### Stated goal
Repeat the entries that follow verbatim, without any of their pictures.

# # # #

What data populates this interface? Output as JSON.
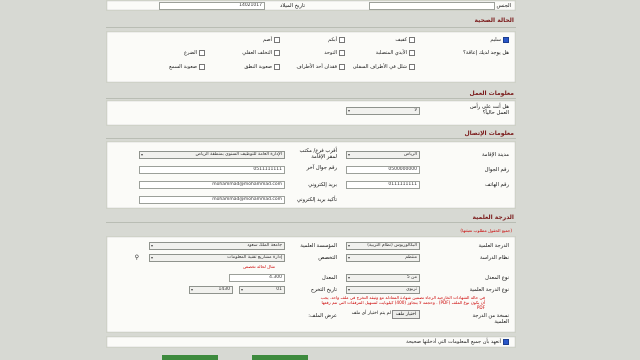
{
  "top": {
    "id_date_label": "تاريخ الميلاد",
    "id_value": "14021017",
    "gender_label": "الجنس"
  },
  "health": {
    "title": "الحالة الصحية",
    "options": [
      "سليم",
      "كفيف",
      "أبكم",
      "أصم",
      "هل يوجد لديك إعاقة؟",
      "الأيدي المتصلبة",
      "التوحد",
      "التخلف العقلي",
      "الضرع",
      "شلل في الأطراف السفلى",
      "فقدان أحد الأطراف",
      "صعوبة النطق",
      "صعوبة السمع"
    ]
  },
  "work": {
    "title": "معلومات العمل",
    "question": "هل أنت على رأس العمل حالياً؟",
    "value": "لا"
  },
  "contact": {
    "title": "معلومات الإتصال",
    "city_label": "مدينة الإقامة",
    "city_value": "الرياض",
    "office_label": "أقرب فرع/ مكتب لمقر الإقامة",
    "office_value": "الإدارة العامة للتوظيف السنوي بمنطقة الرياض",
    "mobile_label": "رقم الجوال",
    "mobile_value": "0500000000",
    "alt_mobile_label": "رقم جوال آخر",
    "alt_mobile_value": "0511111111",
    "phone_label": "رقم الهاتف",
    "phone_value": "0111111111",
    "email_label": "بريد إلكتروني",
    "email_value": "mohammad@mohammad.com",
    "email_confirm_label": "تأكيد بريد إلكتروني",
    "email_confirm_value": "mohammad@mohammad.com"
  },
  "degree": {
    "title": "الدرجة العلمية",
    "required_note": "(جميع الحقول مطلوب تعبئتها)",
    "degree_label": "الدرجة العلمية",
    "degree_value": "البكالوريوس (نظام التربية)",
    "institution_label": "المؤسسة العلمية",
    "institution_value": "جامعة الملك سعود",
    "study_system_label": "نظام الدراسة",
    "study_system_value": "منتظم",
    "major_label": "التخصص",
    "major_value": "إدارة مشاريع تقنية المعلومات",
    "gpa_type_label": "نوع المعدل",
    "gpa_type_value": "من 5",
    "gpa_label": "المعدل",
    "gpa_value": "4.300",
    "gpa_hint": "مثال لحالة تخصص",
    "degree_type_label": "نوع الدرجة العلمية",
    "degree_type_value": "تربوي",
    "grad_date_label": "تاريخ التخرج",
    "grad_month": "01",
    "grad_year": "1430",
    "note": "في حالة الشهادات الخارجية الرجاء تضمين شهادة المعادلة مع وثيقة التخرج في ملف واحد. يجب أن يكون نوع الملف (PDF) . وحجمه لا يتجاوز (400) كيلوبايت لتسهيل المرفقات التي تتم رفعها PDF",
    "copy_label": "نسخة من الدرجة العلمية",
    "upload_button": "اختيار ملف",
    "no_file": "لم يتم اختيار أي ملف",
    "view_label": "عرض الملف:"
  },
  "pledge": "أتعهد بأن جميع المعلومات التي أدخلتها صحيحة"
}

# # # #

### Final result
What data populates this interface? Output as JSON.
{
  "top": {
    "id_date_label": "تاريخ الميلاد",
    "id_value": "14021017",
    "gender_label": "الجنس"
  },
  "health": {
    "title": "الحالة الصحية",
    "options": [
      "سليم",
      "كفيف",
      "أبكم",
      "أصم",
      "هل يوجد لديك إعاقة؟",
      "الأيدي المتصلبة",
      "التوحد",
      "التخلف العقلي",
      "الضرع",
      "شلل في الأطراف السفلى",
      "فقدان أحد الأطراف",
      "صعوبة النطق",
      "صعوبة السمع"
    ]
  },
  "work": {
    "title": "معلومات العمل",
    "question": "هل أنت على رأس العمل حالياً؟",
    "value": "لا"
  },
  "contact": {
    "title": "معلومات الإتصال",
    "city_label": "مدينة الإقامة",
    "city_value": "الرياض",
    "office_label": "أقرب فرع/ مكتب لمقر الإقامة",
    "office_value": "الإدارة العامة للتوظيف السنوي بمنطقة الرياض",
    "mobile_label": "رقم الجوال",
    "mobile_value": "0500000000",
    "alt_mobile_label": "رقم جوال آخر",
    "alt_mobile_value": "0511111111",
    "phone_label": "رقم الهاتف",
    "phone_value": "0111111111",
    "email_label": "بريد إلكتروني",
    "email_value": "mohammad@mohammad.com",
    "email_confirm_label": "تأكيد بريد إلكتروني",
    "email_confirm_value": "mohammad@mohammad.com"
  },
  "degree": {
    "title": "الدرجة العلمية",
    "required_note": "(جميع الحقول مطلوب تعبئتها)",
    "degree_label": "الدرجة العلمية",
    "degree_value": "البكالوريوس (نظام التربية)",
    "institution_label": "المؤسسة العلمية",
    "institution_value": "جامعة الملك سعود",
    "study_system_label": "نظام الدراسة",
    "study_system_value": "منتظم",
    "major_label": "التخصص",
    "major_value": "إدارة مشاريع تقنية المعلومات",
    "gpa_type_label": "نوع المعدل",
    "gpa_type_value": "من 5",
    "gpa_label": "المعدل",
    "gpa_value": "4.300",
    "gpa_hint": "مثال لحالة تخصص",
    "degree_type_label": "نوع الدرجة العلمية",
    "degree_type_value": "تربوي",
    "grad_date_label": "تاريخ التخرج",
    "grad_month": "01",
    "grad_year": "1430",
    "note": "في حالة الشهادات الخارجية الرجاء تضمين شهادة المعادلة مع وثيقة التخرج في ملف واحد. يجب أن يكون نوع الملف (PDF) . وحجمه لا يتجاوز (400) كيلوبايت لتسهيل المرفقات التي تتم رفعها PDF",
    "copy_label": "نسخة من الدرجة العلمية",
    "upload_button": "اختيار ملف",
    "no_file": "لم يتم اختيار أي ملف",
    "view_label": "عرض الملف:"
  },
  "pledge": "أتعهد بأن جميع المعلومات التي أدخلتها صحيحة"
}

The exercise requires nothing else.